# start of Data provided
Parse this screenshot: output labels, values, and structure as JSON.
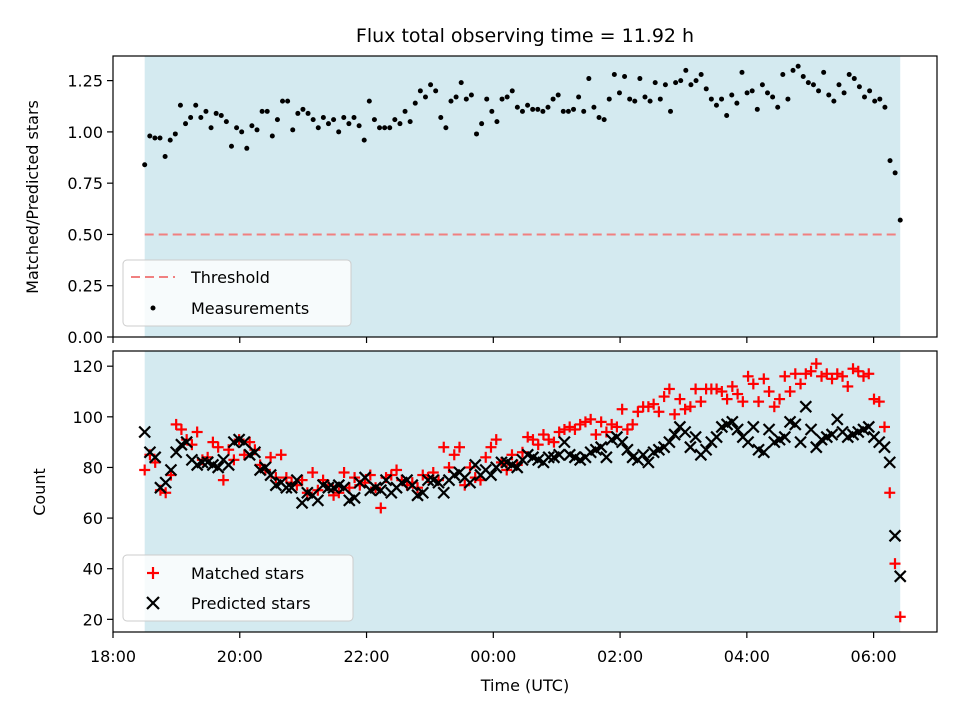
{
  "figure": {
    "title": "Flux total observing time = 11.92 h",
    "xlabel": "Time (UTC)",
    "shade_color": "#d4eaf0",
    "xticks": [
      {
        "t": -5.5,
        "label": "18:00"
      },
      {
        "t": -3.5,
        "label": "20:00"
      },
      {
        "t": -1.5,
        "label": "22:00"
      },
      {
        "t": 0.5,
        "label": "00:00"
      },
      {
        "t": 2.5,
        "label": "02:00"
      },
      {
        "t": 4.5,
        "label": "04:00"
      },
      {
        "t": 6.5,
        "label": "06:00"
      }
    ]
  },
  "chart_data": [
    {
      "type": "scatter",
      "ylabel": "Matched/Predicted stars",
      "x_unit": "hours (18:00 = -5.5)",
      "xlim": [
        -5.5,
        7.5
      ],
      "ylim": [
        0,
        1.37
      ],
      "yticks": [
        "0.00",
        "0.25",
        "0.50",
        "0.75",
        "1.00",
        "1.25"
      ],
      "shaded_interval": [
        -5.0,
        6.92
      ],
      "threshold": {
        "name": "Threshold",
        "value": 0.5,
        "color": "#f08080"
      },
      "legend": {
        "position": "lower-left",
        "entries": [
          "Threshold",
          "Measurements"
        ]
      },
      "series": [
        {
          "name": "Measurements",
          "color": "#000000",
          "x_start": -5.0,
          "x_end": 6.92,
          "values": [
            0.84,
            0.98,
            0.97,
            0.97,
            0.88,
            0.96,
            0.99,
            1.13,
            1.04,
            1.07,
            1.13,
            1.07,
            1.1,
            1.02,
            1.09,
            1.08,
            1.05,
            0.93,
            1.02,
            1.0,
            0.92,
            1.03,
            1.01,
            1.1,
            1.1,
            0.98,
            1.06,
            1.15,
            1.15,
            1.01,
            1.09,
            1.11,
            1.09,
            1.06,
            1.02,
            1.07,
            1.04,
            1.06,
            1.0,
            1.07,
            1.04,
            1.07,
            1.03,
            0.96,
            1.15,
            1.06,
            1.02,
            1.02,
            1.02,
            1.06,
            1.04,
            1.1,
            1.05,
            1.14,
            1.2,
            1.17,
            1.23,
            1.2,
            1.07,
            1.02,
            1.15,
            1.17,
            1.24,
            1.16,
            1.18,
            0.99,
            1.04,
            1.16,
            1.1,
            1.05,
            1.16,
            1.17,
            1.2,
            1.12,
            1.1,
            1.13,
            1.11,
            1.11,
            1.1,
            1.12,
            1.16,
            1.18,
            1.1,
            1.1,
            1.11,
            1.17,
            1.1,
            1.26,
            1.12,
            1.07,
            1.06,
            1.16,
            1.28,
            1.19,
            1.27,
            1.16,
            1.15,
            1.26,
            1.17,
            1.15,
            1.24,
            1.16,
            1.23,
            1.1,
            1.24,
            1.25,
            1.3,
            1.23,
            1.25,
            1.28,
            1.21,
            1.16,
            1.13,
            1.16,
            1.08,
            1.18,
            1.14,
            1.29,
            1.19,
            1.2,
            1.11,
            1.23,
            1.19,
            1.17,
            1.12,
            1.28,
            1.16,
            1.3,
            1.32,
            1.27,
            1.24,
            1.23,
            1.2,
            1.29,
            1.18,
            1.15,
            1.23,
            1.19,
            1.28,
            1.26,
            1.22,
            1.17,
            1.2,
            1.15,
            1.16,
            1.12,
            0.86,
            0.8,
            0.57
          ]
        }
      ]
    },
    {
      "type": "scatter",
      "ylabel": "Count",
      "x_unit": "hours (18:00 = -5.5)",
      "xlim": [
        -5.5,
        7.5
      ],
      "ylim": [
        15,
        126
      ],
      "yticks": [
        "20",
        "40",
        "60",
        "80",
        "100",
        "120"
      ],
      "shaded_interval": [
        -5.0,
        6.92
      ],
      "legend": {
        "position": "lower-left",
        "entries": [
          "Matched stars",
          "Predicted stars"
        ]
      },
      "series": [
        {
          "name": "Matched stars",
          "marker": "plus",
          "color": "#ff0000",
          "x_start": -5.0,
          "x_end": 6.92,
          "values": [
            79,
            85,
            82,
            71,
            70,
            77,
            97,
            95,
            91,
            89,
            94,
            83,
            84,
            90,
            88,
            75,
            87,
            83,
            91,
            85,
            90,
            87,
            81,
            79,
            84,
            76,
            85,
            76,
            74,
            73,
            75,
            70,
            78,
            71,
            75,
            73,
            69,
            70,
            78,
            72,
            76,
            73,
            74,
            77,
            72,
            64,
            76,
            77,
            79,
            75,
            73,
            74,
            72,
            77,
            76,
            78,
            75,
            88,
            80,
            85,
            88,
            73,
            80,
            76,
            75,
            84,
            88,
            91,
            82,
            79,
            85,
            81,
            86,
            92,
            91,
            89,
            93,
            91,
            90,
            94,
            95,
            96,
            95,
            97,
            98,
            99,
            93,
            98,
            94,
            97,
            96,
            103,
            95,
            97,
            102,
            104,
            104,
            105,
            102,
            108,
            111,
            101,
            107,
            103,
            104,
            111,
            106,
            111,
            111,
            111,
            110,
            107,
            112,
            109,
            106,
            116,
            113,
            106,
            115,
            110,
            104,
            107,
            116,
            110,
            117,
            113,
            117,
            118,
            121,
            116,
            117,
            115,
            117,
            116,
            112,
            119,
            118,
            116,
            117,
            107,
            106,
            96,
            70,
            42,
            21
          ]
        },
        {
          "name": "Predicted stars",
          "marker": "x",
          "color": "#000000",
          "x_start": -5.0,
          "x_end": 6.92,
          "values": [
            94,
            86,
            84,
            72,
            74,
            79,
            86,
            89,
            90,
            83,
            81,
            82,
            82,
            81,
            80,
            83,
            81,
            90,
            91,
            90,
            85,
            86,
            79,
            80,
            77,
            73,
            74,
            72,
            72,
            75,
            66,
            70,
            69,
            67,
            73,
            72,
            72,
            73,
            72,
            67,
            68,
            74,
            76,
            71,
            72,
            71,
            75,
            70,
            72,
            74,
            75,
            73,
            69,
            70,
            75,
            75,
            74,
            70,
            75,
            77,
            78,
            76,
            74,
            81,
            77,
            79,
            77,
            80,
            82,
            82,
            81,
            80,
            83,
            85,
            84,
            83,
            82,
            84,
            84,
            85,
            90,
            85,
            84,
            83,
            84,
            86,
            87,
            88,
            84,
            91,
            92,
            90,
            87,
            84,
            83,
            85,
            82,
            86,
            87,
            88,
            90,
            93,
            96,
            94,
            88,
            92,
            85,
            87,
            90,
            92,
            96,
            97,
            98,
            95,
            92,
            90,
            96,
            87,
            86,
            95,
            90,
            91,
            92,
            98,
            97,
            90,
            104,
            95,
            88,
            91,
            92,
            93,
            99,
            94,
            92,
            93,
            94,
            95,
            96,
            92,
            90,
            88,
            82,
            53,
            37
          ]
        }
      ]
    }
  ]
}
# end of Data provided
__What the task asks__. Go through the lines above. Select every one that has the string "stars".

__Response for this exercise__.
      "ylabel": "Matched/Predicted stars",
          "Matched stars",
          "Predicted stars"
          "name": "Matched stars",
          "name": "Predicted stars",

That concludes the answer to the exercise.